[The data start]

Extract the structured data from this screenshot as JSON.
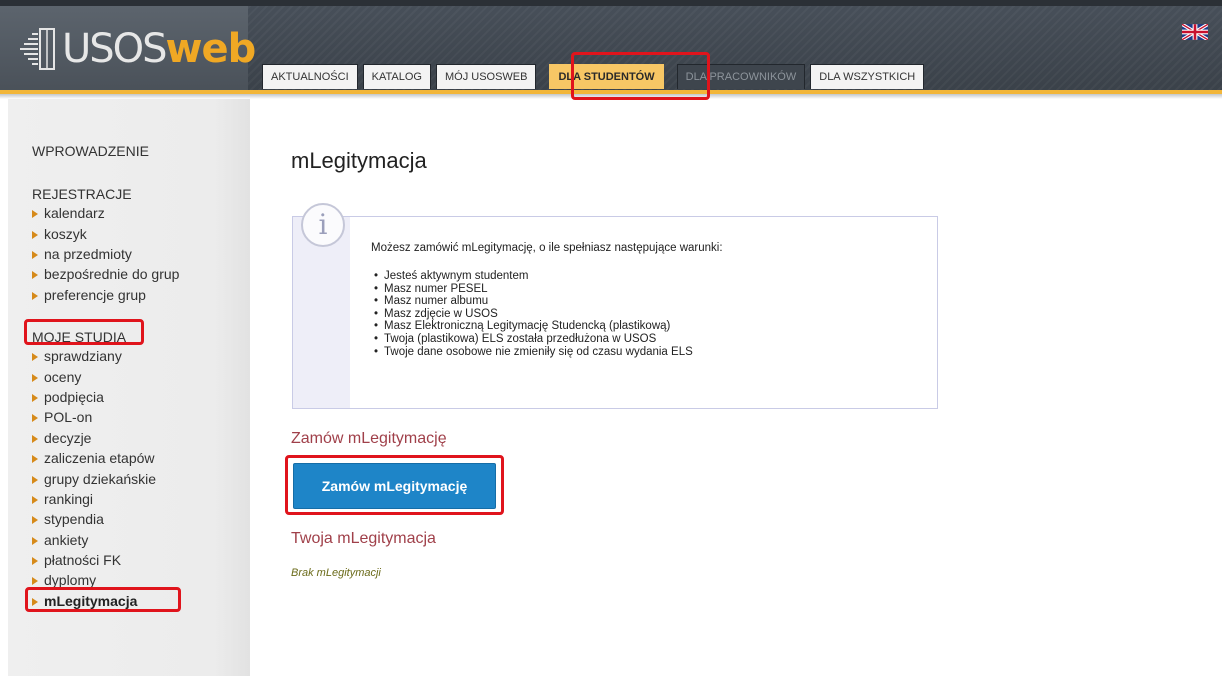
{
  "header": {
    "logo_usos": "USOS",
    "logo_web": "web",
    "language_flag": "uk-flag-icon",
    "tabs": [
      {
        "label": "AKTUALNOŚCI"
      },
      {
        "label": "KATALOG"
      },
      {
        "label": "MÓJ USOSWEB"
      },
      {
        "label": "DLA STUDENTÓW"
      },
      {
        "label": "DLA PRACOWNIKÓW"
      },
      {
        "label": "DLA WSZYSTKICH"
      }
    ]
  },
  "sidebar": {
    "intro": "WPROWADZENIE",
    "registrations": {
      "title": "REJESTRACJE",
      "items": [
        "kalendarz",
        "koszyk",
        "na przedmioty",
        "bezpośrednie do grup",
        "preferencje grup"
      ]
    },
    "my_studies": {
      "title": "MOJE STUDIA",
      "items": [
        "sprawdziany",
        "oceny",
        "podpięcia",
        "POL-on",
        "decyzje",
        "zaliczenia etapów",
        "grupy dziekańskie",
        "rankingi",
        "stypendia",
        "ankiety",
        "płatności FK",
        "dyplomy",
        "mLegitymacja"
      ]
    }
  },
  "main": {
    "title": "mLegitymacja",
    "info": {
      "icon": "info-icon",
      "intro": "Możesz zamówić mLegitymację, o ile spełniasz następujące warunki:",
      "conditions": [
        "Jesteś aktywnym studentem",
        "Masz numer PESEL",
        "Masz numer albumu",
        "Masz zdjęcie w USOS",
        "Masz Elektroniczną Legitymację Studencką (plastikową)",
        "Twoja (plastikowa) ELS została przedłużona w USOS",
        "Twoje dane osobowe nie zmieniły się od czasu wydania ELS"
      ]
    },
    "order_heading": "Zamów mLegitymację",
    "order_button": "Zamów mLegitymację",
    "your_heading": "Twoja mLegitymacja",
    "empty_note": "Brak mLegitymacji"
  },
  "colors": {
    "tab_active": "#f7c765",
    "button": "#1e85c8",
    "section_heading": "#a0404a",
    "highlight": "#e0141c"
  }
}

[The data end]

Task brief - Copy the data word for word. Pictures do not go in the copy.

Response to the task -
Extract the structured data from this screenshot as JSON.
{
  "header": {
    "logo_usos": "USOS",
    "logo_web": "web",
    "language_flag": "uk-flag-icon",
    "tabs": [
      {
        "label": "AKTUALNOŚCI"
      },
      {
        "label": "KATALOG"
      },
      {
        "label": "MÓJ USOSWEB"
      },
      {
        "label": "DLA STUDENTÓW"
      },
      {
        "label": "DLA PRACOWNIKÓW"
      },
      {
        "label": "DLA WSZYSTKICH"
      }
    ]
  },
  "sidebar": {
    "intro": "WPROWADZENIE",
    "registrations": {
      "title": "REJESTRACJE",
      "items": [
        "kalendarz",
        "koszyk",
        "na przedmioty",
        "bezpośrednie do grup",
        "preferencje grup"
      ]
    },
    "my_studies": {
      "title": "MOJE STUDIA",
      "items": [
        "sprawdziany",
        "oceny",
        "podpięcia",
        "POL-on",
        "decyzje",
        "zaliczenia etapów",
        "grupy dziekańskie",
        "rankingi",
        "stypendia",
        "ankiety",
        "płatności FK",
        "dyplomy",
        "mLegitymacja"
      ]
    }
  },
  "main": {
    "title": "mLegitymacja",
    "info": {
      "icon": "info-icon",
      "intro": "Możesz zamówić mLegitymację, o ile spełniasz następujące warunki:",
      "conditions": [
        "Jesteś aktywnym studentem",
        "Masz numer PESEL",
        "Masz numer albumu",
        "Masz zdjęcie w USOS",
        "Masz Elektroniczną Legitymację Studencką (plastikową)",
        "Twoja (plastikowa) ELS została przedłużona w USOS",
        "Twoje dane osobowe nie zmieniły się od czasu wydania ELS"
      ]
    },
    "order_heading": "Zamów mLegitymację",
    "order_button": "Zamów mLegitymację",
    "your_heading": "Twoja mLegitymacja",
    "empty_note": "Brak mLegitymacji"
  },
  "colors": {
    "tab_active": "#f7c765",
    "button": "#1e85c8",
    "section_heading": "#a0404a",
    "highlight": "#e0141c"
  }
}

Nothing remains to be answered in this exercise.